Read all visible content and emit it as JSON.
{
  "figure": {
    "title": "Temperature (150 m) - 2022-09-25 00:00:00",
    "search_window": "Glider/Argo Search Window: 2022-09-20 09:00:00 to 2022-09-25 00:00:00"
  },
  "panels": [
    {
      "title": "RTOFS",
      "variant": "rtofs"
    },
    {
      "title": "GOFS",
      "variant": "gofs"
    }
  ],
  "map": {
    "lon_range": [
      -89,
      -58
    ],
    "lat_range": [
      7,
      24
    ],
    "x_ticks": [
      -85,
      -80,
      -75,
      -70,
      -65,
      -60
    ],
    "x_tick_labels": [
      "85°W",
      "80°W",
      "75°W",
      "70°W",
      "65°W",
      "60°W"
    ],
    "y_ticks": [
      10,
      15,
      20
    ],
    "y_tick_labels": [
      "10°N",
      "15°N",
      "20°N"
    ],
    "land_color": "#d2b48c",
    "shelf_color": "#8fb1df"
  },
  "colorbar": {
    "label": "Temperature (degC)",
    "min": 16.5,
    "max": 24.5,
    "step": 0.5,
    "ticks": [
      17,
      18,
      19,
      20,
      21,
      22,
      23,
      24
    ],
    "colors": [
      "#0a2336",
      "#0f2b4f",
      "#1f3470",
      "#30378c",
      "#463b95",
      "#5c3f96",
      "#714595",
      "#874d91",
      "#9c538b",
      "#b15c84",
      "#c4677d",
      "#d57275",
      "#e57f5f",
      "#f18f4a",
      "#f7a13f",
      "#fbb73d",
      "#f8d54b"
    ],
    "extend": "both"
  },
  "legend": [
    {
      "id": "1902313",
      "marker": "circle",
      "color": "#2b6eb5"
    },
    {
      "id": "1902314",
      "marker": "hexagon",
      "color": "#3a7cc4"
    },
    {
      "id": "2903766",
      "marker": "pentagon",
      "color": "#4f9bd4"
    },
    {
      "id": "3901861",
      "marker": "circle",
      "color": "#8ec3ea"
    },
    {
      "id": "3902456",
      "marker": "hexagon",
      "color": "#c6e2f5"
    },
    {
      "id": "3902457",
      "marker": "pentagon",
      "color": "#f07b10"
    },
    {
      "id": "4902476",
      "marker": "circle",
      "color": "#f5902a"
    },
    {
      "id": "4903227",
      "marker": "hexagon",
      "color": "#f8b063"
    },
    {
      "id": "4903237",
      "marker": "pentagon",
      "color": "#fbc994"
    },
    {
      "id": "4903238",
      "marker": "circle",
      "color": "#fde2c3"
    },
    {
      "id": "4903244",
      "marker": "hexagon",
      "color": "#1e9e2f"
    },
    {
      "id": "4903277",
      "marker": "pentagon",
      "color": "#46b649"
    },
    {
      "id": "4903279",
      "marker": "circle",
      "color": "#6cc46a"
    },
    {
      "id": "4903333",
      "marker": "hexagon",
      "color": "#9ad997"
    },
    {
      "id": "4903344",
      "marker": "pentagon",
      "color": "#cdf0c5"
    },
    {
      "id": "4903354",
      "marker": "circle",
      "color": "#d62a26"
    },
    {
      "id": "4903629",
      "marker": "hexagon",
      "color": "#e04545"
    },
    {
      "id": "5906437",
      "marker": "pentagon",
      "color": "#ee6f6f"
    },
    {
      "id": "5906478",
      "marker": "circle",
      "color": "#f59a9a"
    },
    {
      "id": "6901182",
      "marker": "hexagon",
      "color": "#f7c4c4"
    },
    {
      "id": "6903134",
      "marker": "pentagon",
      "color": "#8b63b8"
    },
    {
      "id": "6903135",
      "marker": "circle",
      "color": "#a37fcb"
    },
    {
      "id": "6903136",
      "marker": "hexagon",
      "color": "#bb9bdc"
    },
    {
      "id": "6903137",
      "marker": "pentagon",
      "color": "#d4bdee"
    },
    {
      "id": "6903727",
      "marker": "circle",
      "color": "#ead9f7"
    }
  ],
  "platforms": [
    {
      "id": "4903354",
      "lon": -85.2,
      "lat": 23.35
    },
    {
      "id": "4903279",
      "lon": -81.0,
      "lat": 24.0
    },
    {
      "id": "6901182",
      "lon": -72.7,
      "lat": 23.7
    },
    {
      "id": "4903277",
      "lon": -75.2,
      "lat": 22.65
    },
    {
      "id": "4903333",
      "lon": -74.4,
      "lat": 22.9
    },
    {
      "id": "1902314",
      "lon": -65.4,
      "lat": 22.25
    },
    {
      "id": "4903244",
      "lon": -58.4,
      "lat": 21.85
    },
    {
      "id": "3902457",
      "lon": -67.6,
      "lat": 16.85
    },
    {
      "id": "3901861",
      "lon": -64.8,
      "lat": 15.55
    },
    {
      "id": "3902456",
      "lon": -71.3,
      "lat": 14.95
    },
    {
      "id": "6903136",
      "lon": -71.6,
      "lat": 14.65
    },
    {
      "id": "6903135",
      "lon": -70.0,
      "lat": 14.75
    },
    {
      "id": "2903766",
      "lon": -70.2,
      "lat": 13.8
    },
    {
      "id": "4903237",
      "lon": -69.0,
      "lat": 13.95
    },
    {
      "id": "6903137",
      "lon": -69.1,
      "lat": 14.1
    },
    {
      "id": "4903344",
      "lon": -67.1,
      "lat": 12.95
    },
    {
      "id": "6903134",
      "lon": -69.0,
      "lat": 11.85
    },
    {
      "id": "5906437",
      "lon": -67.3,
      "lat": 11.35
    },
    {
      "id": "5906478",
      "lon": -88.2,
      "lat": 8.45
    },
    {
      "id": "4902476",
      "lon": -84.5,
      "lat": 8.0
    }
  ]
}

PROMPT: Each line in the material above must be retyped without alteration.

EXPECTED ANSWER:
Read all visible content and emit it as JSON.
{
  "figure": {
    "title": "Temperature (150 m) - 2022-09-25 00:00:00",
    "search_window": "Glider/Argo Search Window: 2022-09-20 09:00:00 to 2022-09-25 00:00:00"
  },
  "panels": [
    {
      "title": "RTOFS",
      "variant": "rtofs"
    },
    {
      "title": "GOFS",
      "variant": "gofs"
    }
  ],
  "map": {
    "lon_range": [
      -89,
      -58
    ],
    "lat_range": [
      7,
      24
    ],
    "x_ticks": [
      -85,
      -80,
      -75,
      -70,
      -65,
      -60
    ],
    "x_tick_labels": [
      "85°W",
      "80°W",
      "75°W",
      "70°W",
      "65°W",
      "60°W"
    ],
    "y_ticks": [
      10,
      15,
      20
    ],
    "y_tick_labels": [
      "10°N",
      "15°N",
      "20°N"
    ],
    "land_color": "#d2b48c",
    "shelf_color": "#8fb1df"
  },
  "colorbar": {
    "label": "Temperature (degC)",
    "min": 16.5,
    "max": 24.5,
    "step": 0.5,
    "ticks": [
      17,
      18,
      19,
      20,
      21,
      22,
      23,
      24
    ],
    "colors": [
      "#0a2336",
      "#0f2b4f",
      "#1f3470",
      "#30378c",
      "#463b95",
      "#5c3f96",
      "#714595",
      "#874d91",
      "#9c538b",
      "#b15c84",
      "#c4677d",
      "#d57275",
      "#e57f5f",
      "#f18f4a",
      "#f7a13f",
      "#fbb73d",
      "#f8d54b"
    ],
    "extend": "both"
  },
  "legend": [
    {
      "id": "1902313",
      "marker": "circle",
      "color": "#2b6eb5"
    },
    {
      "id": "1902314",
      "marker": "hexagon",
      "color": "#3a7cc4"
    },
    {
      "id": "2903766",
      "marker": "pentagon",
      "color": "#4f9bd4"
    },
    {
      "id": "3901861",
      "marker": "circle",
      "color": "#8ec3ea"
    },
    {
      "id": "3902456",
      "marker": "hexagon",
      "color": "#c6e2f5"
    },
    {
      "id": "3902457",
      "marker": "pentagon",
      "color": "#f07b10"
    },
    {
      "id": "4902476",
      "marker": "circle",
      "color": "#f5902a"
    },
    {
      "id": "4903227",
      "marker": "hexagon",
      "color": "#f8b063"
    },
    {
      "id": "4903237",
      "marker": "pentagon",
      "color": "#fbc994"
    },
    {
      "id": "4903238",
      "marker": "circle",
      "color": "#fde2c3"
    },
    {
      "id": "4903244",
      "marker": "hexagon",
      "color": "#1e9e2f"
    },
    {
      "id": "4903277",
      "marker": "pentagon",
      "color": "#46b649"
    },
    {
      "id": "4903279",
      "marker": "circle",
      "color": "#6cc46a"
    },
    {
      "id": "4903333",
      "marker": "hexagon",
      "color": "#9ad997"
    },
    {
      "id": "4903344",
      "marker": "pentagon",
      "color": "#cdf0c5"
    },
    {
      "id": "4903354",
      "marker": "circle",
      "color": "#d62a26"
    },
    {
      "id": "4903629",
      "marker": "hexagon",
      "color": "#e04545"
    },
    {
      "id": "5906437",
      "marker": "pentagon",
      "color": "#ee6f6f"
    },
    {
      "id": "5906478",
      "marker": "circle",
      "color": "#f59a9a"
    },
    {
      "id": "6901182",
      "marker": "hexagon",
      "color": "#f7c4c4"
    },
    {
      "id": "6903134",
      "marker": "pentagon",
      "color": "#8b63b8"
    },
    {
      "id": "6903135",
      "marker": "circle",
      "color": "#a37fcb"
    },
    {
      "id": "6903136",
      "marker": "hexagon",
      "color": "#bb9bdc"
    },
    {
      "id": "6903137",
      "marker": "pentagon",
      "color": "#d4bdee"
    },
    {
      "id": "6903727",
      "marker": "circle",
      "color": "#ead9f7"
    }
  ],
  "platforms": [
    {
      "id": "4903354",
      "lon": -85.2,
      "lat": 23.35
    },
    {
      "id": "4903279",
      "lon": -81.0,
      "lat": 24.0
    },
    {
      "id": "6901182",
      "lon": -72.7,
      "lat": 23.7
    },
    {
      "id": "4903277",
      "lon": -75.2,
      "lat": 22.65
    },
    {
      "id": "4903333",
      "lon": -74.4,
      "lat": 22.9
    },
    {
      "id": "1902314",
      "lon": -65.4,
      "lat": 22.25
    },
    {
      "id": "4903244",
      "lon": -58.4,
      "lat": 21.85
    },
    {
      "id": "3902457",
      "lon": -67.6,
      "lat": 16.85
    },
    {
      "id": "3901861",
      "lon": -64.8,
      "lat": 15.55
    },
    {
      "id": "3902456",
      "lon": -71.3,
      "lat": 14.95
    },
    {
      "id": "6903136",
      "lon": -71.6,
      "lat": 14.65
    },
    {
      "id": "6903135",
      "lon": -70.0,
      "lat": 14.75
    },
    {
      "id": "2903766",
      "lon": -70.2,
      "lat": 13.8
    },
    {
      "id": "4903237",
      "lon": -69.0,
      "lat": 13.95
    },
    {
      "id": "6903137",
      "lon": -69.1,
      "lat": 14.1
    },
    {
      "id": "4903344",
      "lon": -67.1,
      "lat": 12.95
    },
    {
      "id": "6903134",
      "lon": -69.0,
      "lat": 11.85
    },
    {
      "id": "5906437",
      "lon": -67.3,
      "lat": 11.35
    },
    {
      "id": "5906478",
      "lon": -88.2,
      "lat": 8.45
    },
    {
      "id": "4902476",
      "lon": -84.5,
      "lat": 8.0
    }
  ]
}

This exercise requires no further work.